§ **Work to do**: Leave out the pictures and repeat the data exactly.

[BEGIN Data excerpts]

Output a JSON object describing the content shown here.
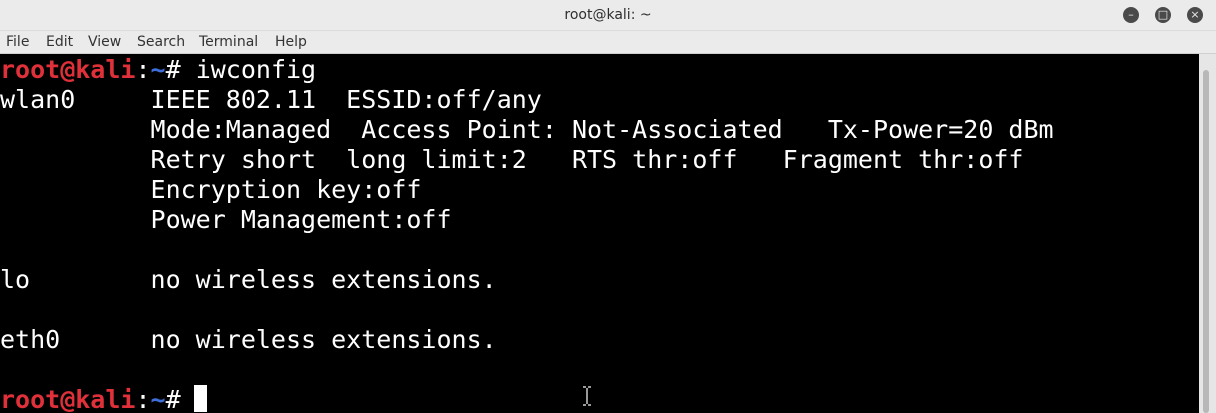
{
  "window": {
    "title": "root@kali: ~",
    "buttons": [
      "minimize-icon",
      "maximize-icon",
      "close-icon"
    ]
  },
  "menu": [
    "File",
    "Edit",
    "View",
    "Search",
    "Terminal",
    "Help"
  ],
  "terminal": {
    "prompt": {
      "user_host": "root@kali",
      "sep": ":",
      "path": "~",
      "symbol": "# "
    },
    "command": "iwconfig",
    "output": [
      "wlan0     IEEE 802.11  ESSID:off/any",
      "          Mode:Managed  Access Point: Not-Associated   Tx-Power=20 dBm",
      "          Retry short  long limit:2   RTS thr:off   Fragment thr:off",
      "          Encryption key:off",
      "          Power Management:off",
      "",
      "lo        no wireless extensions.",
      "",
      "eth0      no wireless extensions.",
      ""
    ]
  },
  "colors": {
    "prompt_user": "#e0313a",
    "prompt_path": "#3d6fd9",
    "background": "#000000",
    "text": "#ffffff"
  }
}
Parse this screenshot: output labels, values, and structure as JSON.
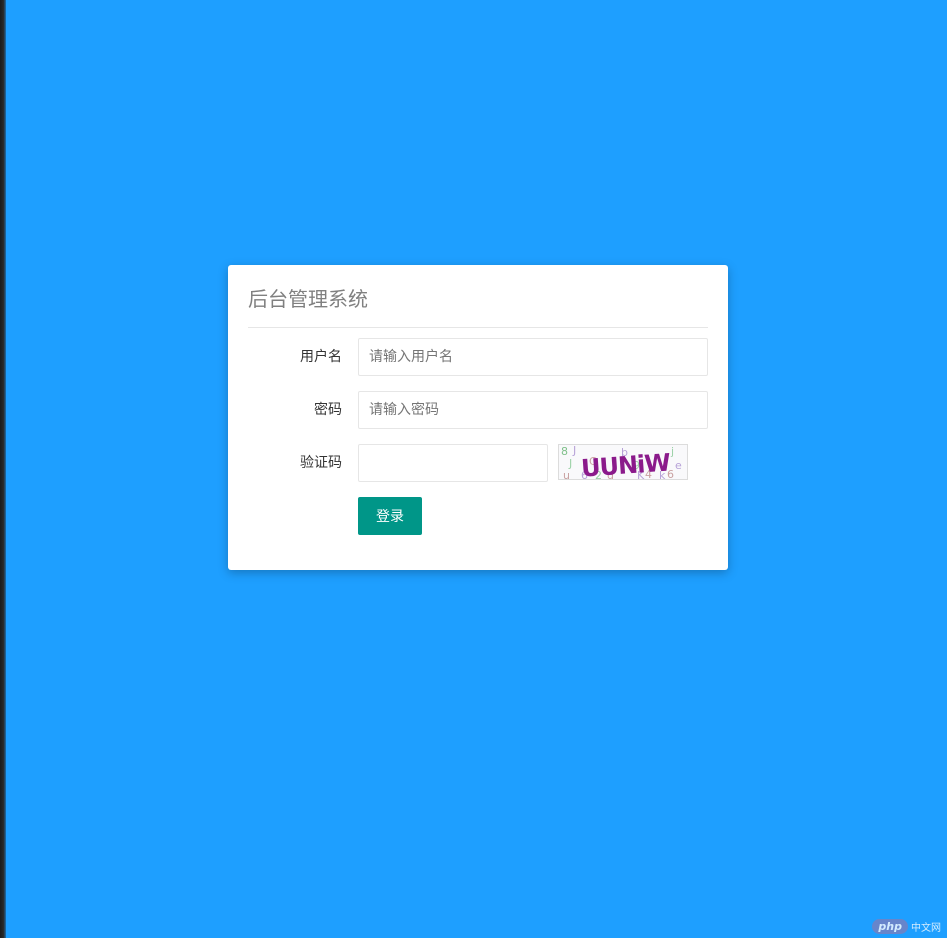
{
  "colors": {
    "background": "#1e9fff",
    "card": "#ffffff",
    "button": "#009688",
    "title": "#808080"
  },
  "login": {
    "title": "后台管理系统",
    "username": {
      "label": "用户名",
      "placeholder": "请输入用户名",
      "value": ""
    },
    "password": {
      "label": "密码",
      "placeholder": "请输入密码",
      "value": ""
    },
    "captcha": {
      "label": "验证码",
      "value": "",
      "image_icon": "captcha-image",
      "image_text": "UUNiW"
    },
    "submit_label": "登录"
  },
  "watermark": {
    "logo": "php",
    "text": "中文网"
  }
}
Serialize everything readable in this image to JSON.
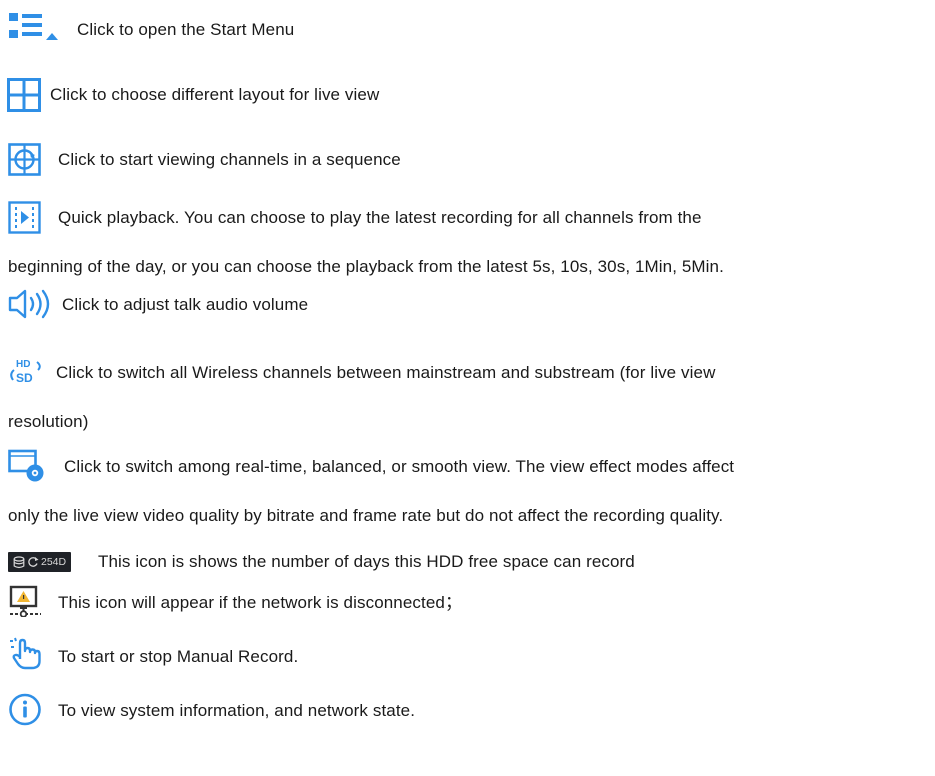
{
  "items": [
    {
      "icon": "start-menu-icon",
      "text": "Click to open the Start Menu"
    },
    {
      "icon": "layout-grid-icon",
      "text": "Click to choose different layout for live view"
    },
    {
      "icon": "sequence-view-icon",
      "text": "Click to start viewing channels in a sequence"
    },
    {
      "icon": "quick-playback-icon",
      "line1": "Quick playback. You can choose to play the latest recording for all channels from the",
      "line2": "beginning of the day, or you can choose the playback from the latest 5s, 10s, 30s, 1Min, 5Min."
    },
    {
      "icon": "talk-volume-icon",
      "text": "Click to adjust talk audio volume"
    },
    {
      "icon": "hd-sd-icon",
      "icon_text_top": "HD",
      "icon_text_bottom": "SD",
      "line1": "Click to switch all Wireless channels between mainstream and substream (for live view",
      "line2": "resolution)"
    },
    {
      "icon": "view-effect-icon",
      "line1": "Click to switch among real-time, balanced, or smooth view. The view effect modes affect",
      "line2": "only the live view video quality by bitrate and frame rate but do not affect the recording quality."
    },
    {
      "icon": "hdd-days-icon",
      "badge": "254D",
      "text": "This icon is shows the number of days this HDD free space can record"
    },
    {
      "icon": "network-disconnected-icon",
      "text": "This icon will appear if the network is disconnected；"
    },
    {
      "icon": "manual-record-icon",
      "text": "To start or stop Manual Record."
    },
    {
      "icon": "info-icon",
      "text": "To view system information, and network state."
    }
  ],
  "colors": {
    "icon_blue": "#2f8fe6",
    "text": "#1a1a1a",
    "badge_bg": "#1f2227"
  }
}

[END Data excerpts]

§ **Exercise output**:
Output a JSON object describing the content shown here.
{
  "window": {
    "title": "root@kali: ~",
    "buttons": [
      "minimize-icon",
      "maximize-icon",
      "close-icon"
    ]
  },
  "menu": [
    "File",
    "Edit",
    "View",
    "Search",
    "Terminal",
    "Help"
  ],
  "terminal": {
    "prompt": {
      "user_host": "root@kali",
      "sep": ":",
      "path": "~",
      "symbol": "# "
    },
    "command": "iwconfig",
    "output": [
      "wlan0     IEEE 802.11  ESSID:off/any",
      "          Mode:Managed  Access Point: Not-Associated   Tx-Power=20 dBm",
      "          Retry short  long limit:2   RTS thr:off   Fragment thr:off",
      "          Encryption key:off",
      "          Power Management:off",
      "",
      "lo        no wireless extensions.",
      "",
      "eth0      no wireless extensions.",
      ""
    ]
  },
  "colors": {
    "prompt_user": "#e0313a",
    "prompt_path": "#3d6fd9",
    "background": "#000000",
    "text": "#ffffff"
  }
}
Parse this screenshot: output labels, values, and structure as JSON.
{
  "colors": {
    "background": "#1e9fff",
    "card": "#ffffff",
    "button": "#009688",
    "title": "#808080"
  },
  "login": {
    "title": "后台管理系统",
    "username": {
      "label": "用户名",
      "placeholder": "请输入用户名",
      "value": ""
    },
    "password": {
      "label": "密码",
      "placeholder": "请输入密码",
      "value": ""
    },
    "captcha": {
      "label": "验证码",
      "value": "",
      "image_icon": "captcha-image",
      "image_text": "UUNiW"
    },
    "submit_label": "登录"
  },
  "watermark": {
    "logo": "php",
    "text": "中文网"
  }
}
Serialize everything readable in this image to JSON.
{
  "items": [
    {
      "icon": "start-menu-icon",
      "text": "Click to open the Start Menu"
    },
    {
      "icon": "layout-grid-icon",
      "text": "Click to choose different layout for live view"
    },
    {
      "icon": "sequence-view-icon",
      "text": "Click to start viewing channels in a sequence"
    },
    {
      "icon": "quick-playback-icon",
      "line1": "Quick playback. You can choose to play the latest recording for all channels from the",
      "line2": "beginning of the day, or you can choose the playback from the latest 5s, 10s, 30s, 1Min, 5Min."
    },
    {
      "icon": "talk-volume-icon",
      "text": "Click to adjust talk audio volume"
    },
    {
      "icon": "hd-sd-icon",
      "icon_text_top": "HD",
      "icon_text_bottom": "SD",
      "line1": "Click to switch all Wireless channels between mainstream and substream (for live view",
      "line2": "resolution)"
    },
    {
      "icon": "view-effect-icon",
      "line1": "Click to switch among real-time, balanced, or smooth view. The view effect modes affect",
      "line2": "only the live view video quality by bitrate and frame rate but do not affect the recording quality."
    },
    {
      "icon": "hdd-days-icon",
      "badge": "254D",
      "text": "This icon is shows the number of days this HDD free space can record"
    },
    {
      "icon": "network-disconnected-icon",
      "text": "This icon will appear if the network is disconnected；"
    },
    {
      "icon": "manual-record-icon",
      "text": "To start or stop Manual Record."
    },
    {
      "icon": "info-icon",
      "text": "To view system information, and network state."
    }
  ],
  "colors": {
    "icon_blue": "#2f8fe6",
    "text": "#1a1a1a",
    "badge_bg": "#1f2227"
  }
}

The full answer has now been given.